• _TASK TO COMPLETE_:
Scan the lines below for the word "color". Copy each line you find it in.

## Begin RECORD LIST

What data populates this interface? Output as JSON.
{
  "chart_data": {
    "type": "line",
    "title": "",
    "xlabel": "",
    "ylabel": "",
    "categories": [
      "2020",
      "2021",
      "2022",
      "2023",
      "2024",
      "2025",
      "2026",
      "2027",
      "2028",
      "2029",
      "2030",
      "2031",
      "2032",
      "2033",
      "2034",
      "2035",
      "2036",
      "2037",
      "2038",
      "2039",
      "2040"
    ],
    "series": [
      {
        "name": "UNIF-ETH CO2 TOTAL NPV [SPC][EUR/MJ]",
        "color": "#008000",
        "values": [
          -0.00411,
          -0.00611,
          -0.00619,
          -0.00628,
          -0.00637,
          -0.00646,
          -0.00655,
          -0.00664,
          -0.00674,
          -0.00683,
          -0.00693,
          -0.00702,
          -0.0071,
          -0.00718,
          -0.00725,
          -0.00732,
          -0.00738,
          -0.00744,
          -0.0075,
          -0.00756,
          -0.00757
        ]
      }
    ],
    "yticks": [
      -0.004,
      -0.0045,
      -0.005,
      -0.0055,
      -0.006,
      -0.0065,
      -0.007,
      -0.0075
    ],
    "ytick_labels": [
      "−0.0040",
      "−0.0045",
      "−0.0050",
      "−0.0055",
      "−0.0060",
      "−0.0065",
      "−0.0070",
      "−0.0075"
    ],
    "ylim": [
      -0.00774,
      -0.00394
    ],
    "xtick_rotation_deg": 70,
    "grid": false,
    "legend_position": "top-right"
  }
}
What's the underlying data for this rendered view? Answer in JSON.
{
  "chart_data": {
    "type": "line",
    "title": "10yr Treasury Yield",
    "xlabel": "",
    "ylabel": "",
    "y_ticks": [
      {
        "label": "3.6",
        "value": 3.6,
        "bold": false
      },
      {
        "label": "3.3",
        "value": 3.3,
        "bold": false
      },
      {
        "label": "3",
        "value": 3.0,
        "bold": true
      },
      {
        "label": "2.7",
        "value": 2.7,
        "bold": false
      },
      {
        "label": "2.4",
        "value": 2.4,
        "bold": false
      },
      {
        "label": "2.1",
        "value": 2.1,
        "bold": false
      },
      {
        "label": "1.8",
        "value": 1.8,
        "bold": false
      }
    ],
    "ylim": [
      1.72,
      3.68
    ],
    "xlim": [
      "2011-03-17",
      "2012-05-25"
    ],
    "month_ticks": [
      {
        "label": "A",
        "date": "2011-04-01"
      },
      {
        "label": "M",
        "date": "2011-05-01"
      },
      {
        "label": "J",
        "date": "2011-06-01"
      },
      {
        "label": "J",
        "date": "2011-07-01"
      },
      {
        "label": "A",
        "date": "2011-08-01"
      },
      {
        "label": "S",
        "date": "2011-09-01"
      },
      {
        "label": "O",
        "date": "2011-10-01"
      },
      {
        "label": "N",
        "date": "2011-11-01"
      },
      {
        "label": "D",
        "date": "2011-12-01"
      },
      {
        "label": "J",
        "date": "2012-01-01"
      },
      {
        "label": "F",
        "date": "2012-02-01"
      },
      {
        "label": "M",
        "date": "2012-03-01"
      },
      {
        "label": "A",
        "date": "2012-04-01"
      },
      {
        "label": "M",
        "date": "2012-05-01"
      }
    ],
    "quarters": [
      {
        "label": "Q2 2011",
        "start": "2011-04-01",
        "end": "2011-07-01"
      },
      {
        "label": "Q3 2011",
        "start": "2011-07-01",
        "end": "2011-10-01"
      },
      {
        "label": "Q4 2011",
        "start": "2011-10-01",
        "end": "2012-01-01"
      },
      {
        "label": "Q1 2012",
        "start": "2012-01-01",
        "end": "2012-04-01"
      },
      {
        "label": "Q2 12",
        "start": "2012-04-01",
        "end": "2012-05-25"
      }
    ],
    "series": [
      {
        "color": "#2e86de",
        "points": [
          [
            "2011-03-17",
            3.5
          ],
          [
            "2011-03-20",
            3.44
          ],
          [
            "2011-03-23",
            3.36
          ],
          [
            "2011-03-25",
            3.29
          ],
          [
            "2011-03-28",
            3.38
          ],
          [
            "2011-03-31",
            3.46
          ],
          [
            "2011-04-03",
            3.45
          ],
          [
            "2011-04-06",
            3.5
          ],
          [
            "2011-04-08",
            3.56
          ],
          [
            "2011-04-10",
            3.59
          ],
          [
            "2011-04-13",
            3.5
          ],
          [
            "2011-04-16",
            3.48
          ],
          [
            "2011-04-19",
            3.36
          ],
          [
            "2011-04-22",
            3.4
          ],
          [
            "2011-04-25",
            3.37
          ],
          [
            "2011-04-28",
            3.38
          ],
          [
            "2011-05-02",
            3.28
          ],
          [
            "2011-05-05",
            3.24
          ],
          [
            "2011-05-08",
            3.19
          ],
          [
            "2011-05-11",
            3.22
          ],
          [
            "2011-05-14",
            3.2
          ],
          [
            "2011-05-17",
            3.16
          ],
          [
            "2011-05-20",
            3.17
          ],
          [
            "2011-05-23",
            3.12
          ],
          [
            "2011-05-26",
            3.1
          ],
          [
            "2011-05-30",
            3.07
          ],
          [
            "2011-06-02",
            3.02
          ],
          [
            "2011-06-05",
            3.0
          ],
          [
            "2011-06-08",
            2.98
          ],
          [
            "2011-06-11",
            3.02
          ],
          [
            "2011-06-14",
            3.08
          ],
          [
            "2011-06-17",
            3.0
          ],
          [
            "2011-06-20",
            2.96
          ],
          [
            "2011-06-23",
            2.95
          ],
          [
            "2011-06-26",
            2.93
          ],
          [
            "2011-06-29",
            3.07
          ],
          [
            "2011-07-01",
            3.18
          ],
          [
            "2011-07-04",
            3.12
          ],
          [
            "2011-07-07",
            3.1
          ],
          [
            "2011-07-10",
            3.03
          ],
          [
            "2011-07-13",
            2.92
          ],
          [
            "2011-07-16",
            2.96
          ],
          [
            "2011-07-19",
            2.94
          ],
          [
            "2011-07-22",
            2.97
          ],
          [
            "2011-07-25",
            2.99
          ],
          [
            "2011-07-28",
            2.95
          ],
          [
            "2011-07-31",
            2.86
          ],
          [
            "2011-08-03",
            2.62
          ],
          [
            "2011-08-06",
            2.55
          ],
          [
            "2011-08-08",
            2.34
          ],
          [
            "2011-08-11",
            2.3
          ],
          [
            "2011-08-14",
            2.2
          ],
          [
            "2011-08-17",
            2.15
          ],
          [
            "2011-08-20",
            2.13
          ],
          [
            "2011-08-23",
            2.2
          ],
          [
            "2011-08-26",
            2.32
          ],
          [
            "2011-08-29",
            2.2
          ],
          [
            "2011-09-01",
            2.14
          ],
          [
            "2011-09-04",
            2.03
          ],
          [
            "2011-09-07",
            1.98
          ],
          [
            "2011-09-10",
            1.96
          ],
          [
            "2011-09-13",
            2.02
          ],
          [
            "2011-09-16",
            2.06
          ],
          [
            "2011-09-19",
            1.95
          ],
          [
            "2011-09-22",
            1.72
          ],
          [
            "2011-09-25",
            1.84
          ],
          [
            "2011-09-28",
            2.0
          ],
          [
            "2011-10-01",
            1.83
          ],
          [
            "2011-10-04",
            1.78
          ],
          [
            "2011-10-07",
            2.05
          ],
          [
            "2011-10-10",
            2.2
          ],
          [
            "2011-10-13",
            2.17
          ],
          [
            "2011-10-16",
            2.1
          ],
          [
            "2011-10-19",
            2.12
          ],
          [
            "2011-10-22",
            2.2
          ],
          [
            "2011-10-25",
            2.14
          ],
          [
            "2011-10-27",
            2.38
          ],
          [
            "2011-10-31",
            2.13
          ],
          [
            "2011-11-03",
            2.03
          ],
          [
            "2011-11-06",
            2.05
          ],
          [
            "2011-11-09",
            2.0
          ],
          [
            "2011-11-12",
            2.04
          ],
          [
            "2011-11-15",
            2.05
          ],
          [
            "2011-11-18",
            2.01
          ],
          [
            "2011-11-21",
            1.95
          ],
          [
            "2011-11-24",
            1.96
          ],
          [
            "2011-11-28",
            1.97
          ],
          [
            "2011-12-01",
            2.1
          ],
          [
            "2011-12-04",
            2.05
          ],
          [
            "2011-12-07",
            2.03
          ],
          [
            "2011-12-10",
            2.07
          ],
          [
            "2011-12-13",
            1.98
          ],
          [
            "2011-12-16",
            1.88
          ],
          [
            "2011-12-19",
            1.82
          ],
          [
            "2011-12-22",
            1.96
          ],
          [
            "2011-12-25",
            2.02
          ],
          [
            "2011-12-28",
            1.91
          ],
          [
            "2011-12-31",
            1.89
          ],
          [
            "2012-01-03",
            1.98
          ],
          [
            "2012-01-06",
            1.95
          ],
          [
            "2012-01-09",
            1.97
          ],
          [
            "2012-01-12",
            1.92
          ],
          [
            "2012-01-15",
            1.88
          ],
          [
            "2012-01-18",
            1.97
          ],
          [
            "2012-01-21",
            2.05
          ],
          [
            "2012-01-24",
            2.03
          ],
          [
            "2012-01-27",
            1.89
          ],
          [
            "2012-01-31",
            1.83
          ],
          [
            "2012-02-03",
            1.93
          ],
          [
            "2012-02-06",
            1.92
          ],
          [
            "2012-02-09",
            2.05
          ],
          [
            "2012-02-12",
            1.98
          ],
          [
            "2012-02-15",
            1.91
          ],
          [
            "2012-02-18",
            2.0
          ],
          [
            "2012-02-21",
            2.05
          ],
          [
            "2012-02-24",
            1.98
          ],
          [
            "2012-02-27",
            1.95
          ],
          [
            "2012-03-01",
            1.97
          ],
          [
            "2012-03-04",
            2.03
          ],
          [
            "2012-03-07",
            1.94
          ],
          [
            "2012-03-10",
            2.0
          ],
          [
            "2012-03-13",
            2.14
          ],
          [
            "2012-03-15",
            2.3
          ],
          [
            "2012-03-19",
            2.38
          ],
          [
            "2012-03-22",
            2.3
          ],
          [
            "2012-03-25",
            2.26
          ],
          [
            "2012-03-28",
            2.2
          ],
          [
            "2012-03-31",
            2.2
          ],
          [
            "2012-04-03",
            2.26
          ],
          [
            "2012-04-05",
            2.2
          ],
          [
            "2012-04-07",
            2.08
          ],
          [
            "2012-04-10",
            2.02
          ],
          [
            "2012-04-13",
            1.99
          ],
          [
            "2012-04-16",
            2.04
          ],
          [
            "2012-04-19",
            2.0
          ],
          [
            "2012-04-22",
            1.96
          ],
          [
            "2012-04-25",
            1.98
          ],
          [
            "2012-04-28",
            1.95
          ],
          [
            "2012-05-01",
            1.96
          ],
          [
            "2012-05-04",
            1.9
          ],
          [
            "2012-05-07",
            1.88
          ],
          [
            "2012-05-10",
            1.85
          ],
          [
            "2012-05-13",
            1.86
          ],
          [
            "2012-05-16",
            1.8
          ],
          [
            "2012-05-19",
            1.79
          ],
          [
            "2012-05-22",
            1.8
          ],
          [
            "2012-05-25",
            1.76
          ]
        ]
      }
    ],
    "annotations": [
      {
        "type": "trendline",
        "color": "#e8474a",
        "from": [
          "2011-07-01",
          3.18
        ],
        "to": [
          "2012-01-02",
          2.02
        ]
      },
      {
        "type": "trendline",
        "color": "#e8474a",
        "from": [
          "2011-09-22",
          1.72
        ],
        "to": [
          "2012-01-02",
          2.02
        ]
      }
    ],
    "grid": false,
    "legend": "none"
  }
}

## End RECORD LIST

• _SOLUTION TO THIS PROBLEM_:
        "color": "#008000",
        "color": "#2e86de",
        "color": "#e8474a",
        "color": "#e8474a",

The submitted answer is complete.